▶ _Directions_: Report back each line of the records that contains the string "case".
· · ·
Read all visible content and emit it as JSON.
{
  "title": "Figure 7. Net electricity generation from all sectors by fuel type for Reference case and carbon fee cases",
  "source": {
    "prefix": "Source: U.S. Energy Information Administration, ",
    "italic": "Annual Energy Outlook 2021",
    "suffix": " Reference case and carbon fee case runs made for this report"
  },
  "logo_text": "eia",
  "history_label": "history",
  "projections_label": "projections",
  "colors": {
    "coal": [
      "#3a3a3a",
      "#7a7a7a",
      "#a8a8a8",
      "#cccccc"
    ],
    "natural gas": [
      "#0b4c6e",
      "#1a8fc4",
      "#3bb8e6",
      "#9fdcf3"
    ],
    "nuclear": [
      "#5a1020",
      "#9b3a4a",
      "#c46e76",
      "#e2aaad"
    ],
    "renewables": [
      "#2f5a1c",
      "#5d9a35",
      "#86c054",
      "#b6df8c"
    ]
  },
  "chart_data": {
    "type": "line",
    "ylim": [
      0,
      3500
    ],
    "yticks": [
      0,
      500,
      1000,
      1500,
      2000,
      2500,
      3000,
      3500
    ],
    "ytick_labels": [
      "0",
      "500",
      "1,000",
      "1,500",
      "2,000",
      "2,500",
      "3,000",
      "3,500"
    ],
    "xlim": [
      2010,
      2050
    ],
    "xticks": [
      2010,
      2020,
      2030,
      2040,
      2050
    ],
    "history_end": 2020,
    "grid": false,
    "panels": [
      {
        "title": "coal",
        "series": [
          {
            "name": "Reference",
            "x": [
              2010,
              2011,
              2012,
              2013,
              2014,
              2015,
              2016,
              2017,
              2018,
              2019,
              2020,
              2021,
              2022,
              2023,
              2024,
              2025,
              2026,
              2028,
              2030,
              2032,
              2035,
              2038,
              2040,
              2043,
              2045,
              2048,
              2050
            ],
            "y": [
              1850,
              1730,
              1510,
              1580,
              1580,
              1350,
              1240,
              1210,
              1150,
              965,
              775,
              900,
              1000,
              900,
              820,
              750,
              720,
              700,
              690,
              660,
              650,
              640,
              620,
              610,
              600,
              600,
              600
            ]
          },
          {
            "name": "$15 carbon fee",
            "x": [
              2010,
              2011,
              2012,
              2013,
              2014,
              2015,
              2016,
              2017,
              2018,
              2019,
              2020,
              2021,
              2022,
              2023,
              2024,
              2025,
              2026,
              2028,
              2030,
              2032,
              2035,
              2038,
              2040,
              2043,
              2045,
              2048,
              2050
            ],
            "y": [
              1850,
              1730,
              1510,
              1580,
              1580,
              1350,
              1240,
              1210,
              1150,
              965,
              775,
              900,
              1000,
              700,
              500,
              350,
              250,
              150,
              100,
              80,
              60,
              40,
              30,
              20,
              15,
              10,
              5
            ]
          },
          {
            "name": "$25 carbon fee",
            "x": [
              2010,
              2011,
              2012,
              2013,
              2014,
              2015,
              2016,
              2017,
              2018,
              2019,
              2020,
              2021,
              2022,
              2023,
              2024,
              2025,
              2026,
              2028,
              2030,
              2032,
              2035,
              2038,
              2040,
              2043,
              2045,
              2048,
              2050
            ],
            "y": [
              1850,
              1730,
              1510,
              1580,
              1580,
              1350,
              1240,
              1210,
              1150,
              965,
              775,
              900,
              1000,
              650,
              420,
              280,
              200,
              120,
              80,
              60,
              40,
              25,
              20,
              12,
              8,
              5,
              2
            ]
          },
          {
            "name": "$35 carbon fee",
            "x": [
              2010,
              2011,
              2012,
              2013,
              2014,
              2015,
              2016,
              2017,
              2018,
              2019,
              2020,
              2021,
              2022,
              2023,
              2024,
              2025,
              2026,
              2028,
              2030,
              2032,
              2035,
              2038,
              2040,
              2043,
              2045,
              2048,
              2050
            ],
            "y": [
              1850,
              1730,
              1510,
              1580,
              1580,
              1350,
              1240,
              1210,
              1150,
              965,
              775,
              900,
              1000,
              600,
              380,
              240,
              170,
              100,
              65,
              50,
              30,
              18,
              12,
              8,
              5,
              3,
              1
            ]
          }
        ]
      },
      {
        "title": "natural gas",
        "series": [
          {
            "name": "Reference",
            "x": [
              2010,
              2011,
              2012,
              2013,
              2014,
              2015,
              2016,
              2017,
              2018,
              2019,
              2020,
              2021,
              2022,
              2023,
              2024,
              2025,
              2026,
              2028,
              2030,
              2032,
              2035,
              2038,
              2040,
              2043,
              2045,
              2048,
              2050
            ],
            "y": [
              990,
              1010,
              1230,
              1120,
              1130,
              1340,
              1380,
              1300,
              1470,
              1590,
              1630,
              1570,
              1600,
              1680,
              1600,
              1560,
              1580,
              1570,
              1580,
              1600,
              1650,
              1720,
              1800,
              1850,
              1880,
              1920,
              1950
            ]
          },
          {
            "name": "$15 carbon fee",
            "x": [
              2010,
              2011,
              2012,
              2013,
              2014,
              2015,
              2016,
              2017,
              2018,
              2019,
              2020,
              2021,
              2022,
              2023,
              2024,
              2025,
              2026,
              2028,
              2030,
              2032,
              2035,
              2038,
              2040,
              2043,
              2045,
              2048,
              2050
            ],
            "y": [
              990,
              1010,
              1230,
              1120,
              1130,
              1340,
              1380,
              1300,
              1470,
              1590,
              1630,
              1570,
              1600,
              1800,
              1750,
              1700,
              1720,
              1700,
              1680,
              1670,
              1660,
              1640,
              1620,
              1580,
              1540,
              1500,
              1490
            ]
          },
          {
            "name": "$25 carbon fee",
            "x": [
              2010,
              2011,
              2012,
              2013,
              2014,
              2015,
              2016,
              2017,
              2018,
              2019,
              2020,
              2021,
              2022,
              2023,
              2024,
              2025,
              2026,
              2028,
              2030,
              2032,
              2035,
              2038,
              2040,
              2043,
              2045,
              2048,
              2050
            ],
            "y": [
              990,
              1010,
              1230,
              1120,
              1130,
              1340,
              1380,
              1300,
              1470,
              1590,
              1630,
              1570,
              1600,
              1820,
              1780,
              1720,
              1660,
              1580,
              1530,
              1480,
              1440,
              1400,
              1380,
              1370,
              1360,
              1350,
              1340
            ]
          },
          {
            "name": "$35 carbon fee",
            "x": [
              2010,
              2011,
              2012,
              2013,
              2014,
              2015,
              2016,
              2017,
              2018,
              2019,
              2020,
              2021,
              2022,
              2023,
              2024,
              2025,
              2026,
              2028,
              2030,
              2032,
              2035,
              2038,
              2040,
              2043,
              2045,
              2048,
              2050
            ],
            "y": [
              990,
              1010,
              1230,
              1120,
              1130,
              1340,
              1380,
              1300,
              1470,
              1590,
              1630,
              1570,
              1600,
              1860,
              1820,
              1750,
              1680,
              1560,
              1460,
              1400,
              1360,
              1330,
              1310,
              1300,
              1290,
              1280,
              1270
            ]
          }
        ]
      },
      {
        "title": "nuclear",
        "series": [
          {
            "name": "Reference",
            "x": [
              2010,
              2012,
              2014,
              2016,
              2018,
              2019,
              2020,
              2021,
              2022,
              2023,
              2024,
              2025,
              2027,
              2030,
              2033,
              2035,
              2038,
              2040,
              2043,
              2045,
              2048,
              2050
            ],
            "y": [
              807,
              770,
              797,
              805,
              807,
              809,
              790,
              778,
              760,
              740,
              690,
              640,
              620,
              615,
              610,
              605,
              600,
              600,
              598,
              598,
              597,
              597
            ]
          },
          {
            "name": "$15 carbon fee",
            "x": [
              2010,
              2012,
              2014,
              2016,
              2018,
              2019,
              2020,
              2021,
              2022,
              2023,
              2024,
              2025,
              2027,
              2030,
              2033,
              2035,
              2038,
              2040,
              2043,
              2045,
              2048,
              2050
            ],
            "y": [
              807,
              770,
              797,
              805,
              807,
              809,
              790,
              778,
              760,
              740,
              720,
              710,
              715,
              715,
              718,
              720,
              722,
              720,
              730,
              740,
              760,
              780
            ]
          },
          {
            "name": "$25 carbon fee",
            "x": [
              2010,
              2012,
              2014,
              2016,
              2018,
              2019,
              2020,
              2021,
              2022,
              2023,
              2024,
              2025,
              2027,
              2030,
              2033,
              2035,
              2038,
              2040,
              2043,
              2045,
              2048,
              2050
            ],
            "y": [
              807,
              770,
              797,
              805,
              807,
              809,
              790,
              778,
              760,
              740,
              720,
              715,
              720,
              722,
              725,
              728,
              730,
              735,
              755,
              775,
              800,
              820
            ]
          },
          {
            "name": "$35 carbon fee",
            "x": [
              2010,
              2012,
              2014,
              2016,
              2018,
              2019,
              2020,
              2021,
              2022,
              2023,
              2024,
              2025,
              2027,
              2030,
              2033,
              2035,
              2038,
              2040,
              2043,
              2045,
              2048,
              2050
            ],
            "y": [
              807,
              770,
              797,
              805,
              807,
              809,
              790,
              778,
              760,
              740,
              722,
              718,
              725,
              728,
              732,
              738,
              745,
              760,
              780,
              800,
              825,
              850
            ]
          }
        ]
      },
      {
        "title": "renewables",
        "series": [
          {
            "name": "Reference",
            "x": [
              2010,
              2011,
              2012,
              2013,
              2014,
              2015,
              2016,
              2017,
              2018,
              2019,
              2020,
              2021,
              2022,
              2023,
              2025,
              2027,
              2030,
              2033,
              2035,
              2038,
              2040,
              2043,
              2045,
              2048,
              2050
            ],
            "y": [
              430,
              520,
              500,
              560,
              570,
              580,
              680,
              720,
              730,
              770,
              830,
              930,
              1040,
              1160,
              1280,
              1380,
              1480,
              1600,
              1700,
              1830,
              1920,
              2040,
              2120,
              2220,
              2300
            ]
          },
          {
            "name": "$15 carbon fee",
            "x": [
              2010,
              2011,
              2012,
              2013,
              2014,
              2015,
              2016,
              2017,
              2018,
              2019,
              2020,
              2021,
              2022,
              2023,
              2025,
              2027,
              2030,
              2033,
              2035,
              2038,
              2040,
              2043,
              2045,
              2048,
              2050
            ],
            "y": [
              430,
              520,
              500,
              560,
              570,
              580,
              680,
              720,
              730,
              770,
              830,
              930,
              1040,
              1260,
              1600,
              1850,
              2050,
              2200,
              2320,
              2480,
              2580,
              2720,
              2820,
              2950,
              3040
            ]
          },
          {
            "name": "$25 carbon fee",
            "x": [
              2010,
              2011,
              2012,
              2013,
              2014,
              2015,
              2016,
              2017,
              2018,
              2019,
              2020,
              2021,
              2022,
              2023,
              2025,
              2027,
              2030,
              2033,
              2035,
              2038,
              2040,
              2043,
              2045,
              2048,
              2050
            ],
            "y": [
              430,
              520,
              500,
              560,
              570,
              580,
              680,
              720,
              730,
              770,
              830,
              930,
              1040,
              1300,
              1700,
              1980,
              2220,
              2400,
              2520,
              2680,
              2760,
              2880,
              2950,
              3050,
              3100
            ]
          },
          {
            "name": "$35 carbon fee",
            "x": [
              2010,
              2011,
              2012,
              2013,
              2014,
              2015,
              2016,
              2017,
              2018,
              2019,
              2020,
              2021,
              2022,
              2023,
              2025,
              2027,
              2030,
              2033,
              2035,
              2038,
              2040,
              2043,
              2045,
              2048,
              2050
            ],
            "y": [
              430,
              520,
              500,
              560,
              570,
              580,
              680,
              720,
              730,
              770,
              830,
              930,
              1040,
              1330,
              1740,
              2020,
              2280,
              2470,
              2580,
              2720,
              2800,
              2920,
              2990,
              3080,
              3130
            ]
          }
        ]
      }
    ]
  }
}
· · ·
▶ _Response below_:
  "title": "Figure 7. Net electricity generation from all sectors by fuel type for Reference case and carbon fee cases",
    "suffix": " Reference case and carbon fee case runs made for this report"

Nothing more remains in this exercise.